_Your task_
Only the number is wanted: tally the lines below that contain the word "this".

_Data extract_
· · · ·

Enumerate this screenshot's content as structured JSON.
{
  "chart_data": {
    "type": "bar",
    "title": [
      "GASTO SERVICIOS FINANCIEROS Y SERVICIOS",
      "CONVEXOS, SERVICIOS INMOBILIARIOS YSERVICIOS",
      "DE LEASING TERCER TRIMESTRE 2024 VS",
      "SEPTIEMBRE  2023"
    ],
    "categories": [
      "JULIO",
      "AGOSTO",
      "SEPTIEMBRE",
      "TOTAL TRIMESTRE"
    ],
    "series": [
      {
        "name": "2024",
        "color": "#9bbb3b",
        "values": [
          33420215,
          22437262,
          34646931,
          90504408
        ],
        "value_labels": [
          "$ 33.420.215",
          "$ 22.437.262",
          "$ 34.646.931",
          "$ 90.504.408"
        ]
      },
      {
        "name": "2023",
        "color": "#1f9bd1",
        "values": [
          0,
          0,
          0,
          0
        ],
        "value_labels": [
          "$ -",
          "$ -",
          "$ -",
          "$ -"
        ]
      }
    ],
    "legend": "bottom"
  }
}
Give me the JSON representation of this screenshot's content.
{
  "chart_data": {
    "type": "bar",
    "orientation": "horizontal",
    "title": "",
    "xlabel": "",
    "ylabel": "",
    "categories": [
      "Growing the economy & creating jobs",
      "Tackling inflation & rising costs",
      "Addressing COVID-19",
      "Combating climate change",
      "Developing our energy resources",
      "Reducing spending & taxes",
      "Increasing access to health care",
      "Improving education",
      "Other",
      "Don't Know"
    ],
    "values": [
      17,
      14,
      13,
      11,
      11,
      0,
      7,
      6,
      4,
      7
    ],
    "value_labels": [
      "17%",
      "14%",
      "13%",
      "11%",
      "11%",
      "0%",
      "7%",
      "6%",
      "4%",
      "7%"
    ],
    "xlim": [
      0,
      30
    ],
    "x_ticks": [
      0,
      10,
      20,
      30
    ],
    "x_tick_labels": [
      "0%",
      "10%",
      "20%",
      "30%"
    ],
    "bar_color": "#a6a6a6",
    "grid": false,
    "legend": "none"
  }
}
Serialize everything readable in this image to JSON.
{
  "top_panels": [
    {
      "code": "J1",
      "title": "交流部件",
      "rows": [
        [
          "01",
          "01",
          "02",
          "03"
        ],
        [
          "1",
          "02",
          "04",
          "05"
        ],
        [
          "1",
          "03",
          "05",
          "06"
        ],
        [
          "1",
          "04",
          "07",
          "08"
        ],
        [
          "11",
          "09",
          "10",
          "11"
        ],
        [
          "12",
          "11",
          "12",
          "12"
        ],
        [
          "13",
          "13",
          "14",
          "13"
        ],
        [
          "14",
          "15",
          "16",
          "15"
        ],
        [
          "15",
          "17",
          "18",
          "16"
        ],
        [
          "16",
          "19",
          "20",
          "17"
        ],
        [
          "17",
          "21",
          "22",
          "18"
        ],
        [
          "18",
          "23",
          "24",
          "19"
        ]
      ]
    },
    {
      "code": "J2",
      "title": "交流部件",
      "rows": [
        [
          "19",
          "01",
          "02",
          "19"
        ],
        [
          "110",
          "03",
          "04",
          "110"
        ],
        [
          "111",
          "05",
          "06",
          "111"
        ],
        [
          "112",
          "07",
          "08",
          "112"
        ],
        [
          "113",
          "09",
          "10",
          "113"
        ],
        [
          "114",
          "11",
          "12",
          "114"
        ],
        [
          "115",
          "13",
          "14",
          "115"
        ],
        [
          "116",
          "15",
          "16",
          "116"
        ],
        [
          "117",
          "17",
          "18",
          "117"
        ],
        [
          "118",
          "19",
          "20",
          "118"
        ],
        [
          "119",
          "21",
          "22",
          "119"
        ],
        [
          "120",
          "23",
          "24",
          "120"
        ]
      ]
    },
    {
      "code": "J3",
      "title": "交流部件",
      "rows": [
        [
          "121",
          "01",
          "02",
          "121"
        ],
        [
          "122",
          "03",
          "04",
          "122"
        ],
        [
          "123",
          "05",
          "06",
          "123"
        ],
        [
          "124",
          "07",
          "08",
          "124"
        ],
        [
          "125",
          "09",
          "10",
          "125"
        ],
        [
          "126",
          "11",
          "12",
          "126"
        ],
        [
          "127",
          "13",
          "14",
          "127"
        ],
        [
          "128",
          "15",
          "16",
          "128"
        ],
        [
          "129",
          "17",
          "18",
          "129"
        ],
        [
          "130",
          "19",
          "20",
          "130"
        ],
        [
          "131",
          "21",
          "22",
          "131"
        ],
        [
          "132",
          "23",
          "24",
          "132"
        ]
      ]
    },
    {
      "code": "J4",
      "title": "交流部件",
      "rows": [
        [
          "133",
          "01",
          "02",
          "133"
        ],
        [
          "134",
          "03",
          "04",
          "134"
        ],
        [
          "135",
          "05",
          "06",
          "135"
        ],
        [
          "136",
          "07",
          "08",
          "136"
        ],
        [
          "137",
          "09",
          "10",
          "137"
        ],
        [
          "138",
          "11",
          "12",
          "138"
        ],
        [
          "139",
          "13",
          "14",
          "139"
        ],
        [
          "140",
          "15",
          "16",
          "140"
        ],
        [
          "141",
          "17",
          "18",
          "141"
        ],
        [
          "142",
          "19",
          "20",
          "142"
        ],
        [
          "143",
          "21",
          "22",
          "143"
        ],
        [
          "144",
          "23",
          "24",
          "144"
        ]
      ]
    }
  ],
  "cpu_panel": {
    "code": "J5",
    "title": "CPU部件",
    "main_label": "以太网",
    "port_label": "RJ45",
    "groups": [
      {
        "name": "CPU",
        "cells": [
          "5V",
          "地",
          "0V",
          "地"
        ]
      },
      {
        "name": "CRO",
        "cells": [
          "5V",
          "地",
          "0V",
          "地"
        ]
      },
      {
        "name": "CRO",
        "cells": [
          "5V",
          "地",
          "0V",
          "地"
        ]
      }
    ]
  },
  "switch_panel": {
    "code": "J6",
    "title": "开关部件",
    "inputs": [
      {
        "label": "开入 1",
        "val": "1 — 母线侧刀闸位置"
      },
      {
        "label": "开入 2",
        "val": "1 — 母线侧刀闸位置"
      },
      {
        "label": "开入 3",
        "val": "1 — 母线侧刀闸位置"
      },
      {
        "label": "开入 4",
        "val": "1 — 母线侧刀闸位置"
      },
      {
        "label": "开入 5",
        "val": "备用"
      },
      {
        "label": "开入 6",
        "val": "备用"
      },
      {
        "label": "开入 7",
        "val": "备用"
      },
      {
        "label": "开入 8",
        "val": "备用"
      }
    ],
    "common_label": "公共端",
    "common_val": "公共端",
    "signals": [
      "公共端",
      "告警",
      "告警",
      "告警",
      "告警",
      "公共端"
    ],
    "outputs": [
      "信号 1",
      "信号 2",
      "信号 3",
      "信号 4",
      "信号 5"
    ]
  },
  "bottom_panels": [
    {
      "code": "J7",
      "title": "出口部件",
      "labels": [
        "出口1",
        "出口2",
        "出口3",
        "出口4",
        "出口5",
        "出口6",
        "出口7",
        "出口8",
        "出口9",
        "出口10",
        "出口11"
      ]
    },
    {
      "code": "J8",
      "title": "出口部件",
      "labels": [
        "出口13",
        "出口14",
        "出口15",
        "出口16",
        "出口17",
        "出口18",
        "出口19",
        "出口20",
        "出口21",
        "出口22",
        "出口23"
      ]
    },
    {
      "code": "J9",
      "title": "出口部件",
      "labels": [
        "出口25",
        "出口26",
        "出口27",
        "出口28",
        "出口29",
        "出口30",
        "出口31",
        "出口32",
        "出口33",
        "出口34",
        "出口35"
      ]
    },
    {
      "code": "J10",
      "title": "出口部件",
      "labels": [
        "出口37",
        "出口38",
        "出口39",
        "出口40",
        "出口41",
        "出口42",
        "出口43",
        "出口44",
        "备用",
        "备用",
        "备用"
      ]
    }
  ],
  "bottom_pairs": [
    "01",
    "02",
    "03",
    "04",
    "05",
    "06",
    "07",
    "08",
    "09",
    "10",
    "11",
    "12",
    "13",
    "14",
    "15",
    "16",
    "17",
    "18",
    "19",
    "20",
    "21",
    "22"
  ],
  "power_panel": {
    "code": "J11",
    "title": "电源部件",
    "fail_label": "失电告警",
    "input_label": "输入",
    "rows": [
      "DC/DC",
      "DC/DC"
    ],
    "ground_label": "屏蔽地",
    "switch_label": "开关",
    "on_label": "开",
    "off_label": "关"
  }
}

· · · ·

_Exercise output_
3